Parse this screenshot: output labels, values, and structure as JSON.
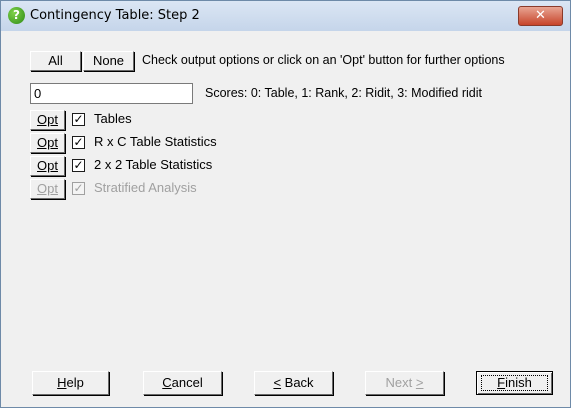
{
  "window": {
    "title": "Contingency Table: Step 2",
    "close_glyph": "✕"
  },
  "toolbar": {
    "all_label": "All",
    "none_label": "None",
    "hint": "Check output options or click on an 'Opt' button for further options"
  },
  "scores": {
    "value": "0",
    "label": "Scores: 0: Table, 1: Rank, 2: Ridit, 3: Modified ridit"
  },
  "options": [
    {
      "opt_label": "Opt",
      "label": "Tables",
      "checked": true,
      "enabled": true
    },
    {
      "opt_label": "Opt",
      "label": "R x C Table Statistics",
      "checked": true,
      "enabled": true
    },
    {
      "opt_label": "Opt",
      "label": "2 x 2 Table Statistics",
      "checked": true,
      "enabled": true
    },
    {
      "opt_label": "Opt",
      "label": "Stratified Analysis",
      "checked": true,
      "enabled": false
    }
  ],
  "check_glyph": "✓",
  "buttons": {
    "help": {
      "mnemonic": "H",
      "rest": "elp"
    },
    "cancel": {
      "mnemonic": "C",
      "rest": "ancel"
    },
    "back": {
      "prefix": "",
      "mnemonic": "<",
      "rest": " Back"
    },
    "next": {
      "label": "Next",
      "mnemonic": ">"
    },
    "finish": {
      "mnemonic": "F",
      "rest": "inish"
    }
  }
}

- - -

_What is required_. Each line in the listing above that contains "mnemonic" should be copied.

_Answer to the exercise_.
      "mnemonic": "H",
      "mnemonic": "C",
      "mnemonic": "<",
      "mnemonic": ">"
      "mnemonic": "F",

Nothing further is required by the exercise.